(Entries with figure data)

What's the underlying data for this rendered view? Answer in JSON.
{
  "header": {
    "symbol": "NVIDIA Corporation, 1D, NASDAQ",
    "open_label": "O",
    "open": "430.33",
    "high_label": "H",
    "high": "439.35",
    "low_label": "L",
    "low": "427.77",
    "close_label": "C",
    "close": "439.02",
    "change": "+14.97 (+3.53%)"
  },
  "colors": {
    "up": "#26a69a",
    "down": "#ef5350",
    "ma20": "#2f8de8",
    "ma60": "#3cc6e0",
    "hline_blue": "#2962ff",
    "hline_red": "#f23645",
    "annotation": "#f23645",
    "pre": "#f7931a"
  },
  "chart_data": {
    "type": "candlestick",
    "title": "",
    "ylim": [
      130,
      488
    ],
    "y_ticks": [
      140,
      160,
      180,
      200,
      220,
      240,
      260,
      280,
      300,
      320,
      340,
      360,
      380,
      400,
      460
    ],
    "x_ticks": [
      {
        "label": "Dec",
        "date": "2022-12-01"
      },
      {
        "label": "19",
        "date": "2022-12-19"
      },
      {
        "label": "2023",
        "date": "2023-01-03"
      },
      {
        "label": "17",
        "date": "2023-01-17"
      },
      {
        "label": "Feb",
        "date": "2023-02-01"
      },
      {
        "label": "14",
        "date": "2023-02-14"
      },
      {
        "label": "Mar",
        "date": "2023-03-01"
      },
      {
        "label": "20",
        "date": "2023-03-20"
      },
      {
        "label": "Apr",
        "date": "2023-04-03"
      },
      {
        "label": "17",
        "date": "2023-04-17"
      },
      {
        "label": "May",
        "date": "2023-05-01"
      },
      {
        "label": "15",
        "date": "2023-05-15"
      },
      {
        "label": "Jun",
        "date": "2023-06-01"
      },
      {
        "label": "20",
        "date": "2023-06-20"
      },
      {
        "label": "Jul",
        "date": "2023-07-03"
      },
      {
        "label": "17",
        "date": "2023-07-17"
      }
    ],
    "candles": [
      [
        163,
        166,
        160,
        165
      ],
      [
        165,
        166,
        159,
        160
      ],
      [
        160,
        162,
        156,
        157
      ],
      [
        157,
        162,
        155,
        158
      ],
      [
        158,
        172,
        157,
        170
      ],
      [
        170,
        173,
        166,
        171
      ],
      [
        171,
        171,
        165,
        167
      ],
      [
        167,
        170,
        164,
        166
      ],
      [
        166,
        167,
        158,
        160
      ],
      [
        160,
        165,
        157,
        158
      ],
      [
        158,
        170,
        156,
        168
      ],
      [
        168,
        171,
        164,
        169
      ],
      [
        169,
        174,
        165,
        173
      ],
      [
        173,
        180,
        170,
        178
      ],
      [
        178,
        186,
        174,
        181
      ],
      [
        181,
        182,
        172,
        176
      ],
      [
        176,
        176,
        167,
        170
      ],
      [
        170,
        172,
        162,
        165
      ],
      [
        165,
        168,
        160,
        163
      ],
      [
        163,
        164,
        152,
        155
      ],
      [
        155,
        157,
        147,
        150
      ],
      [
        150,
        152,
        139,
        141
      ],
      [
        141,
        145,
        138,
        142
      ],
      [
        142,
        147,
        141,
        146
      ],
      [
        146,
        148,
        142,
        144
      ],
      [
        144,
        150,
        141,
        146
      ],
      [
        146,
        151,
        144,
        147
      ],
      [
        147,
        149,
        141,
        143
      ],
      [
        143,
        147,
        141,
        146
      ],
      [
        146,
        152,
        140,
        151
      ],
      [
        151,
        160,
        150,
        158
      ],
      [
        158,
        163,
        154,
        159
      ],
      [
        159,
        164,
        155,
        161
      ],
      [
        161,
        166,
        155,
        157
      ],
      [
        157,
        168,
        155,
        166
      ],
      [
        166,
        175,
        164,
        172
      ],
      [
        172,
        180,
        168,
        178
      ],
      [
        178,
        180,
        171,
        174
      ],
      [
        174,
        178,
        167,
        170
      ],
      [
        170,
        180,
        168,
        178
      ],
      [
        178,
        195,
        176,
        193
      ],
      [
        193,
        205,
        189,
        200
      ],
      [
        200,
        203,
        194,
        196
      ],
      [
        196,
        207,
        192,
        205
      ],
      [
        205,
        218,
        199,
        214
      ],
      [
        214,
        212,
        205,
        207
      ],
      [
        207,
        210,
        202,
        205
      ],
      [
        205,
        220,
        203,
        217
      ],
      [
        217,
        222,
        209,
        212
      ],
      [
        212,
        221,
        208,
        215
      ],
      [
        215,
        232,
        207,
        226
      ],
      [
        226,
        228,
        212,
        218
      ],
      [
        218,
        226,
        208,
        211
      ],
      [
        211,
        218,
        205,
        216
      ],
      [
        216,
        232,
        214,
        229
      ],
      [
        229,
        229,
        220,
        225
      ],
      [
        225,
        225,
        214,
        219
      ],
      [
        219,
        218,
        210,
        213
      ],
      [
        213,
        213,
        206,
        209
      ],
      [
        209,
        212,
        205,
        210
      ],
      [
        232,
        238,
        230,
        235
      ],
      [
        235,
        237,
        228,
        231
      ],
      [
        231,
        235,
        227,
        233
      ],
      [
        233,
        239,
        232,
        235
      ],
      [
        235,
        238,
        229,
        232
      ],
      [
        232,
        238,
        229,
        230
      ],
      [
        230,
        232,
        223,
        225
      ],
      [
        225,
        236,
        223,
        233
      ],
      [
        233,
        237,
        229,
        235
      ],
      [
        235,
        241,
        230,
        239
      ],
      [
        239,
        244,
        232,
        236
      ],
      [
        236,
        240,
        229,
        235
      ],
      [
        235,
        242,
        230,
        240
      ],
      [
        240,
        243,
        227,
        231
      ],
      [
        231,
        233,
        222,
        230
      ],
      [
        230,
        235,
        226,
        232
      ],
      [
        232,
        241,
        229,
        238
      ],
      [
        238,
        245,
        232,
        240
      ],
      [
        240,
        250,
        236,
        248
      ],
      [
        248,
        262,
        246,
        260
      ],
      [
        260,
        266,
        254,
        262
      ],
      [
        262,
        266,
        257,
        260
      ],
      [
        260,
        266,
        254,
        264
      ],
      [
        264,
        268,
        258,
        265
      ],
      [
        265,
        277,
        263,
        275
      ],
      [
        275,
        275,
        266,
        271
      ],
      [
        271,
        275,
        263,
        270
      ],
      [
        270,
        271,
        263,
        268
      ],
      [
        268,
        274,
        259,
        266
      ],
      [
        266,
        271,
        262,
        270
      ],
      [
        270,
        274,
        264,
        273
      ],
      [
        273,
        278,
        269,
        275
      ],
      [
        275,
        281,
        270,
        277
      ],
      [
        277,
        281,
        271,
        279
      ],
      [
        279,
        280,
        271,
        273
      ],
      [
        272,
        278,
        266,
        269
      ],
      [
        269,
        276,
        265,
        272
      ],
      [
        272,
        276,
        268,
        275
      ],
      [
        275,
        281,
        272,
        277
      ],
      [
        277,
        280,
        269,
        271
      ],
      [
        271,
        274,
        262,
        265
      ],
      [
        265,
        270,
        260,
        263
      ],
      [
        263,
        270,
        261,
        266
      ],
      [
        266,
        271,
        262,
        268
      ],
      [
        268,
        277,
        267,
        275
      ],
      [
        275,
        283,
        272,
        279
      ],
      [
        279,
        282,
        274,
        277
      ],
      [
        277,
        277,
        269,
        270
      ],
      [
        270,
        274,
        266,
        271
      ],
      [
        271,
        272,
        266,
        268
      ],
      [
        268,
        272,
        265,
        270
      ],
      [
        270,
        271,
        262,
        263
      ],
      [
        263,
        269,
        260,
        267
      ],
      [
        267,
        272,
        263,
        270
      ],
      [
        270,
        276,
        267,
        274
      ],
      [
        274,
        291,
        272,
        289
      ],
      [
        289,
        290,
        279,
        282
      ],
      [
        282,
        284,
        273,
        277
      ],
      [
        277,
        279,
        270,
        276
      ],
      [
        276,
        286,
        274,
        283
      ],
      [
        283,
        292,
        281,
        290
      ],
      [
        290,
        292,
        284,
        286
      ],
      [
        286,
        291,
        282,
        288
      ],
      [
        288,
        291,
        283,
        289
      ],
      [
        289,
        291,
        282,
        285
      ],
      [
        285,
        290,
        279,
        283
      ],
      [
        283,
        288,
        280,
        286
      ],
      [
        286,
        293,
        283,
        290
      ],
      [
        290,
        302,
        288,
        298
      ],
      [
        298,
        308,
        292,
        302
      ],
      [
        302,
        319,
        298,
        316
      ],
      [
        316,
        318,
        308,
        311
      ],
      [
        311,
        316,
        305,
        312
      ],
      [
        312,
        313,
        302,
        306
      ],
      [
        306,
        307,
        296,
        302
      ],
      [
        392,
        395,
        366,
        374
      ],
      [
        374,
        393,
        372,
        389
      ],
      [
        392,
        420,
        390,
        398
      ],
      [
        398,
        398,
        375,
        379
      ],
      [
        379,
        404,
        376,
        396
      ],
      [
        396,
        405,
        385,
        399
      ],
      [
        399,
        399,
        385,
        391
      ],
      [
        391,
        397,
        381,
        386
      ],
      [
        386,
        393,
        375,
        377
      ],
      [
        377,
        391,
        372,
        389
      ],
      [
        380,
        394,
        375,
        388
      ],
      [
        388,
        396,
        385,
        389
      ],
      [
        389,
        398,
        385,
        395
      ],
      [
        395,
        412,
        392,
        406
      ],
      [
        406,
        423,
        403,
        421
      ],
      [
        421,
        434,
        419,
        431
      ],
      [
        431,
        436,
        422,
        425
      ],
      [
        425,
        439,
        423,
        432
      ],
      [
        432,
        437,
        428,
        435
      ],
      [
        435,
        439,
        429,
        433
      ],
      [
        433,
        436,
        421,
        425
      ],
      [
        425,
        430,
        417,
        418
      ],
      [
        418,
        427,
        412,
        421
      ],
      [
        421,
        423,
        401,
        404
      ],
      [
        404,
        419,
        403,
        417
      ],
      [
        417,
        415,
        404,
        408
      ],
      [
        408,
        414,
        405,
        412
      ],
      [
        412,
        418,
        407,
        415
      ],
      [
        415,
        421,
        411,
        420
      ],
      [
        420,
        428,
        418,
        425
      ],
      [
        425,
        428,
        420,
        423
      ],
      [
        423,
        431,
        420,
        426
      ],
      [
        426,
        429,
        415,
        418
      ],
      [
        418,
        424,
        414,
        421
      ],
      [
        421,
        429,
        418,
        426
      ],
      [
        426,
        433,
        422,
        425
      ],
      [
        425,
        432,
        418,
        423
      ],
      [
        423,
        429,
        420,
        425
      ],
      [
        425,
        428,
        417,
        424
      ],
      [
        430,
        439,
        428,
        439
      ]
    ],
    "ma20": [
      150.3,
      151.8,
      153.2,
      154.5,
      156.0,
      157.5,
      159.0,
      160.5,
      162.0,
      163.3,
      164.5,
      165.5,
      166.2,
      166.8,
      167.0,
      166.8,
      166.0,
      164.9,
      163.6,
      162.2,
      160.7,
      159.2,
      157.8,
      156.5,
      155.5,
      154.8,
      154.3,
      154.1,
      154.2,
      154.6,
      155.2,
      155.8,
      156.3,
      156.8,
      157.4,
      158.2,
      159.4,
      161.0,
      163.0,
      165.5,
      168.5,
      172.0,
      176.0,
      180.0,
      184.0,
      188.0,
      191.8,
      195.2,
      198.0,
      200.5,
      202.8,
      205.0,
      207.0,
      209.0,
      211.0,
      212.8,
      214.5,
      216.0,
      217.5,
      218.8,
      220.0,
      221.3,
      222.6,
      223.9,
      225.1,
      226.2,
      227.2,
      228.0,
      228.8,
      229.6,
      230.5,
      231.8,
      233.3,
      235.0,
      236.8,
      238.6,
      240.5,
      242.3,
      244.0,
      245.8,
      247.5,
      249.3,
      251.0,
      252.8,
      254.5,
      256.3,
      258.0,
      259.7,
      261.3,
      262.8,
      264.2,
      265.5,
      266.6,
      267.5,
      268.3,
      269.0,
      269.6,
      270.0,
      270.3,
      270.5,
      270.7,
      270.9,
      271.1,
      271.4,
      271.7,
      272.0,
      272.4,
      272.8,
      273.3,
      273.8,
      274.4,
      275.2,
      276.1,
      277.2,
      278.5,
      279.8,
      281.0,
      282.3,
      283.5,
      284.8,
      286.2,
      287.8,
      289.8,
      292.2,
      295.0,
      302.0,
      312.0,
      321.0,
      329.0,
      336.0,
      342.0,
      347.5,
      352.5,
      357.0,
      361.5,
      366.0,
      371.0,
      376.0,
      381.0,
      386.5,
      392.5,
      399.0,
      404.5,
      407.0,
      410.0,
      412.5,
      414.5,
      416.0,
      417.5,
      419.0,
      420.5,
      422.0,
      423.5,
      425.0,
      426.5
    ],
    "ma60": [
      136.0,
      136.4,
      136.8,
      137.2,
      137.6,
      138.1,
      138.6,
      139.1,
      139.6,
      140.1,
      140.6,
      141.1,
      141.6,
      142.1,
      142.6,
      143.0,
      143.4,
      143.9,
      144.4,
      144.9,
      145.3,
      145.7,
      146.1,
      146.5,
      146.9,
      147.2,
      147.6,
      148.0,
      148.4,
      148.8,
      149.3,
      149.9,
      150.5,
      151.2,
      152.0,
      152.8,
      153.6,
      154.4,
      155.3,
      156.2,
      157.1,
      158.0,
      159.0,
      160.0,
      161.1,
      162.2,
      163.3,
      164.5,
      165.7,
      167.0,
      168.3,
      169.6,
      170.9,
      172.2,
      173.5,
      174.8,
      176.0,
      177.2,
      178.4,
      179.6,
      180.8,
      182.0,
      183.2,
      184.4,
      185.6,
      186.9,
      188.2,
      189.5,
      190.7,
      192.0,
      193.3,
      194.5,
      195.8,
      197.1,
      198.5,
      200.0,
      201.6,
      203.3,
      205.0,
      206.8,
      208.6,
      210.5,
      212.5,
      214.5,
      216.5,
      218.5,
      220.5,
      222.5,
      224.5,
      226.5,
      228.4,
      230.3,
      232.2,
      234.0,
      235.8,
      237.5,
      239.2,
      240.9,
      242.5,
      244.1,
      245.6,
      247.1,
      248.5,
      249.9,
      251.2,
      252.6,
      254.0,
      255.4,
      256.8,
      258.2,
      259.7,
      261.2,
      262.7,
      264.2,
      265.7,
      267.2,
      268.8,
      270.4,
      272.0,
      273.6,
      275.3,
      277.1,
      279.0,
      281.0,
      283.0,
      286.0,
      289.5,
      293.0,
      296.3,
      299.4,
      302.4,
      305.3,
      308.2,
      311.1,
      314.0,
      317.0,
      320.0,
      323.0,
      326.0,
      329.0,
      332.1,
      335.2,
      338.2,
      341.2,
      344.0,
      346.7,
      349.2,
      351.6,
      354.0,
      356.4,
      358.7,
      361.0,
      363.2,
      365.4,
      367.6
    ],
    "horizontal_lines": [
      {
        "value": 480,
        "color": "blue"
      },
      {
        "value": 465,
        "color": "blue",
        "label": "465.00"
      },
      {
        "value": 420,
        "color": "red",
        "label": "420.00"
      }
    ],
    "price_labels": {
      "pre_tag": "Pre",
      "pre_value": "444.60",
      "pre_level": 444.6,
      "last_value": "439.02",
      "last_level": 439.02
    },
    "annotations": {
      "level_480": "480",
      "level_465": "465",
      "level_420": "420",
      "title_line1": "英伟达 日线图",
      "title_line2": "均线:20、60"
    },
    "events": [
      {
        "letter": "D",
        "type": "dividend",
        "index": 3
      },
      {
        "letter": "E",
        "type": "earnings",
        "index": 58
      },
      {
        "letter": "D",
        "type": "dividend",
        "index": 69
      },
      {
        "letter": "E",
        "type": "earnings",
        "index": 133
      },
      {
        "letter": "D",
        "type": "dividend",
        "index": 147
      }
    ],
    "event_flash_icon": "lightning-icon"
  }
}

_EXERCISE TASK_:
Report how many lines of the entries hold the string "index". Provide the number alone.

_WRITTEN SOLUTION_:
5